> **PROMPT**
Every record here needs to be written out again exactly.

:: ENTRIES SUPPLIED

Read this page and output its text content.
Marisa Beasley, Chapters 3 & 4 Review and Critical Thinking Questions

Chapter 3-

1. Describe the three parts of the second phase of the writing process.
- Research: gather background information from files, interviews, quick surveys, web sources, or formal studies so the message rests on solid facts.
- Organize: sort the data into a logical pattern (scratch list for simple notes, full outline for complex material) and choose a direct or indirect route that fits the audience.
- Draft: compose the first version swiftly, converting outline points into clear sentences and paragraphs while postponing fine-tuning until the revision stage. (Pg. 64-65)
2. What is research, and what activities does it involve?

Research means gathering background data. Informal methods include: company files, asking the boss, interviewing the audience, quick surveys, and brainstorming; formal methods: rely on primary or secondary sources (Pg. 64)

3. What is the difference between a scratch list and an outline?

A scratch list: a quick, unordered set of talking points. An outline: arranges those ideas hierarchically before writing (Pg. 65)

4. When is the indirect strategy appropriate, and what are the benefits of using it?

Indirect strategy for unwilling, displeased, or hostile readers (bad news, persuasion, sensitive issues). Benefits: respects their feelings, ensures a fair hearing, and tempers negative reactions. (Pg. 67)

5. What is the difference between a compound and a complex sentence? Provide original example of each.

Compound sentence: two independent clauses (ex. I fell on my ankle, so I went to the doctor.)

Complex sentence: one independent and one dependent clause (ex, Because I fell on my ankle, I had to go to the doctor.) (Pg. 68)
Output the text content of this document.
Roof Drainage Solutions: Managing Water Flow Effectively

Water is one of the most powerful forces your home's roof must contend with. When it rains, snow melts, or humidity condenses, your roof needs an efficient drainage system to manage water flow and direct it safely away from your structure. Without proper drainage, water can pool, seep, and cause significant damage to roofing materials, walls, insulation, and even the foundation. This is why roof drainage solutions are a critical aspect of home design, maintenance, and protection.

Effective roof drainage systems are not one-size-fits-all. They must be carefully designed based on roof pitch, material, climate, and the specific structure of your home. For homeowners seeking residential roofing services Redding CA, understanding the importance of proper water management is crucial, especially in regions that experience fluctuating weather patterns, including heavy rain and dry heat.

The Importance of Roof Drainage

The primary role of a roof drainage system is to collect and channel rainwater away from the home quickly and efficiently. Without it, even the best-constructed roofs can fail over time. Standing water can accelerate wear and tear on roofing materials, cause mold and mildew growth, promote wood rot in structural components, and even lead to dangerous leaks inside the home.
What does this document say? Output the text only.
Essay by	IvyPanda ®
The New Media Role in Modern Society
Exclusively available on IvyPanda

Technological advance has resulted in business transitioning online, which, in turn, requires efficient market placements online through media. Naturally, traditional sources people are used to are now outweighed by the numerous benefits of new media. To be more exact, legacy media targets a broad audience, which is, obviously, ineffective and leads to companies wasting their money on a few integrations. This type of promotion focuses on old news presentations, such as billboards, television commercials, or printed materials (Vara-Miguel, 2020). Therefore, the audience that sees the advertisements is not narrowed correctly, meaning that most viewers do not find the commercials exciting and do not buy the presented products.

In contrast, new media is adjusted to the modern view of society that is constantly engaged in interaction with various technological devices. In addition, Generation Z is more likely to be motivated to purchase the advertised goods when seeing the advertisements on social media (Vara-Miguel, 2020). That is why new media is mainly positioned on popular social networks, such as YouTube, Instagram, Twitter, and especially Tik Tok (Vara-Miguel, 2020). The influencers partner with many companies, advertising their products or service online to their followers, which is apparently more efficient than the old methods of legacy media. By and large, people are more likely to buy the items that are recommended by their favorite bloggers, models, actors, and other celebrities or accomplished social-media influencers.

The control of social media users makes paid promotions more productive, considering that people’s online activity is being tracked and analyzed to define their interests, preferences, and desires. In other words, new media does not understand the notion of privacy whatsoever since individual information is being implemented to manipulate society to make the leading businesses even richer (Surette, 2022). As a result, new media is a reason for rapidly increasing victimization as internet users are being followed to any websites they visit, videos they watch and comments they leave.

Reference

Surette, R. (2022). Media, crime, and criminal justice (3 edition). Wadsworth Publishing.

::::

> **FINAL ANSWER**
Read this page and output its text content.
Marisa Beasley, Chapters 3 & 4 Review and Critical Thinking Questions

Chapter 3-

1. Describe the three parts of the second phase of the writing process.
- Research: gather background information from files, interviews, quick surveys, web sources, or formal studies so the message rests on solid facts.
- Organize: sort the data into a logical pattern (scratch list for simple notes, full outline for complex material) and choose a direct or indirect route that fits the audience.
- Draft: compose the first version swiftly, converting outline points into clear sentences and paragraphs while postponing fine-tuning until the revision stage. (Pg. 64-65)
2. What is research, and what activities does it involve?

Research means gathering background data. Informal methods include: company files, asking the boss, interviewing the audience, quick surveys, and brainstorming; formal methods: rely on primary or secondary sources (Pg. 64)

3. What is the difference between a scratch list and an outline?

A scratch list: a quick, unordered set of talking points. An outline: arranges those ideas hierarchically before writing (Pg. 65)

4. When is the indirect strategy appropriate, and what are the benefits of using it?

Indirect strategy for unwilling, displeased, or hostile readers (bad news, persuasion, sensitive issues). Benefits: respects their feelings, ensures a fair hearing, and tempers negative reactions. (Pg. 67)

5. What is the difference between a compound and a complex sentence? Provide original example of each.

Compound sentence: two independent clauses (ex. I fell on my ankle, so I went to the doctor.)

Complex sentence: one independent and one dependent clause (ex, Because I fell on my ankle, I had to go to the doctor.) (Pg. 68)
Output the text content of this document.
Roof Drainage Solutions: Managing Water Flow Effectively

Water is one of the most powerful forces your home's roof must contend with. When it rains, snow melts, or humidity condenses, your roof needs an efficient drainage system to manage water flow and direct it safely away from your structure. Without proper drainage, water can pool, seep, and cause significant damage to roofing materials, walls, insulation, and even the foundation. This is why roof drainage solutions are a critical aspect of home design, maintenance, and protection.

Effective roof drainage systems are not one-size-fits-all. They must be carefully designed based on roof pitch, material, climate, and the specific structure of your home. For homeowners seeking residential roofing services Redding CA, understanding the importance of proper water management is crucial, especially in regions that experience fluctuating weather patterns, including heavy rain and dry heat.

The Importance of Roof Drainage

The primary role of a roof drainage system is to collect and channel rainwater away from the home quickly and efficiently. Without it, even the best-constructed roofs can fail over time. Standing water can accelerate wear and tear on roofing materials, cause mold and mildew growth, promote wood rot in structural components, and even lead to dangerous leaks inside the home.
What does this document say? Output the text only.
Essay by	IvyPanda ®
The New Media Role in Modern Society
Exclusively available on IvyPanda

Technological advance has resulted in business transitioning online, which, in turn, requires efficient market placements online through media. Naturally, traditional sources people are used to are now outweighed by the numerous benefits of new media. To be more exact, legacy media targets a broad audience, which is, obviously, ineffective and leads to companies wasting their money on a few integrations. This type of promotion focuses on old news presentations, such as billboards, television commercials, or printed materials (Vara-Miguel, 2020). Therefore, the audience that sees the advertisements is not narrowed correctly, meaning that most viewers do not find the commercials exciting and do not buy the presented products.

In contrast, new media is adjusted to the modern view of society that is constantly engaged in interaction with various technological devices. In addition, Generation Z is more likely to be motivated to purchase the advertised goods when seeing the advertisements on social media (Vara-Miguel, 2020). That is why new media is mainly positioned on popular social networks, such as YouTube, Instagram, Twitter, and especially Tik Tok (Vara-Miguel, 2020). The influencers partner with many companies, advertising their products or service online to their followers, which is apparently more efficient than the old methods of legacy media. By and large, people are more likely to buy the items that are recommended by their favorite bloggers, models, actors, and other celebrities or accomplished social-media influencers.

The control of social media users makes paid promotions more productive, considering that people’s online activity is being tracked and analyzed to define their interests, preferences, and desires. In other words, new media does not understand the notion of privacy whatsoever since individual information is being implemented to manipulate society to make the leading businesses even richer (Surette, 2022). As a result, new media is a reason for rapidly increasing victimization as internet users are being followed to any websites they visit, videos they watch and comments they leave.

Reference

Surette, R. (2022). Media, crime, and criminal justice (3 edition). Wadsworth Publishing.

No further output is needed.